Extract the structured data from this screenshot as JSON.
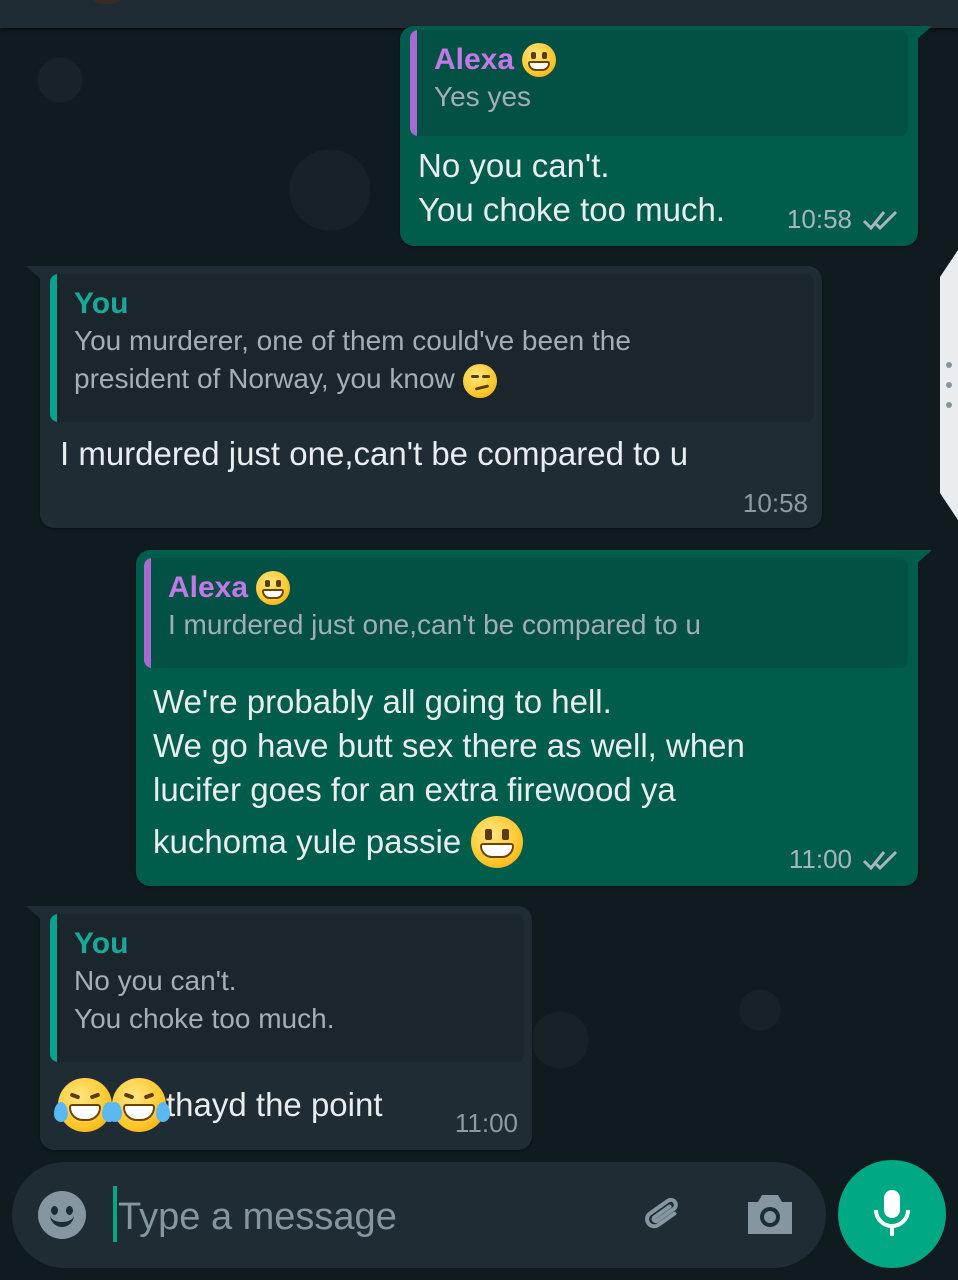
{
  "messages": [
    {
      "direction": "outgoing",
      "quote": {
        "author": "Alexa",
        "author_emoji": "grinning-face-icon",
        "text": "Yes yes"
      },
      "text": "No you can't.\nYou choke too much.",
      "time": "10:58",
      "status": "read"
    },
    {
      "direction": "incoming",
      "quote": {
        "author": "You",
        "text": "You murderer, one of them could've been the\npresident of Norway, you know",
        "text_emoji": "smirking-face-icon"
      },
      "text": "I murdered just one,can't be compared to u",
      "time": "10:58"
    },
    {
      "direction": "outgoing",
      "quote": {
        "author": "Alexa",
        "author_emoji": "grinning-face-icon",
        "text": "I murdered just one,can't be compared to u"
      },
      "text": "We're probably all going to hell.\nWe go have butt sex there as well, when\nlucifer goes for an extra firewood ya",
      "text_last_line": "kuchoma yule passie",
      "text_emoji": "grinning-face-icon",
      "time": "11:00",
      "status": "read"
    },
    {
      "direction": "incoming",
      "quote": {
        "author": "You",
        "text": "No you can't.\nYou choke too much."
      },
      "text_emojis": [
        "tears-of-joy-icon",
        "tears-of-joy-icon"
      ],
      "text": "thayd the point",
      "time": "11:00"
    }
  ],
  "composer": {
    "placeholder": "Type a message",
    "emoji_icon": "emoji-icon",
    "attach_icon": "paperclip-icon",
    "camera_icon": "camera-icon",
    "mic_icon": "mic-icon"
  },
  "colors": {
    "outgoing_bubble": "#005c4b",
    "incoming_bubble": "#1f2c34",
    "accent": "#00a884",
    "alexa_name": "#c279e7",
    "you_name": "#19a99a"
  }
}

• _What the task requires_
Repeat the lines above exactly, and keep every picture out.

• _Full solution_
Extract the structured data from this screenshot as JSON.
{
  "messages": [
    {
      "direction": "outgoing",
      "quote": {
        "author": "Alexa",
        "author_emoji": "grinning-face-icon",
        "text": "Yes yes"
      },
      "text": "No you can't.\nYou choke too much.",
      "time": "10:58",
      "status": "read"
    },
    {
      "direction": "incoming",
      "quote": {
        "author": "You",
        "text": "You murderer, one of them could've been the\npresident of Norway, you know",
        "text_emoji": "smirking-face-icon"
      },
      "text": "I murdered just one,can't be compared to u",
      "time": "10:58"
    },
    {
      "direction": "outgoing",
      "quote": {
        "author": "Alexa",
        "author_emoji": "grinning-face-icon",
        "text": "I murdered just one,can't be compared to u"
      },
      "text": "We're probably all going to hell.\nWe go have butt sex there as well, when\nlucifer goes for an extra firewood ya",
      "text_last_line": "kuchoma yule passie",
      "text_emoji": "grinning-face-icon",
      "time": "11:00",
      "status": "read"
    },
    {
      "direction": "incoming",
      "quote": {
        "author": "You",
        "text": "No you can't.\nYou choke too much."
      },
      "text_emojis": [
        "tears-of-joy-icon",
        "tears-of-joy-icon"
      ],
      "text": "thayd the point",
      "time": "11:00"
    }
  ],
  "composer": {
    "placeholder": "Type a message",
    "emoji_icon": "emoji-icon",
    "attach_icon": "paperclip-icon",
    "camera_icon": "camera-icon",
    "mic_icon": "mic-icon"
  },
  "colors": {
    "outgoing_bubble": "#005c4b",
    "incoming_bubble": "#1f2c34",
    "accent": "#00a884",
    "alexa_name": "#c279e7",
    "you_name": "#19a99a"
  }
}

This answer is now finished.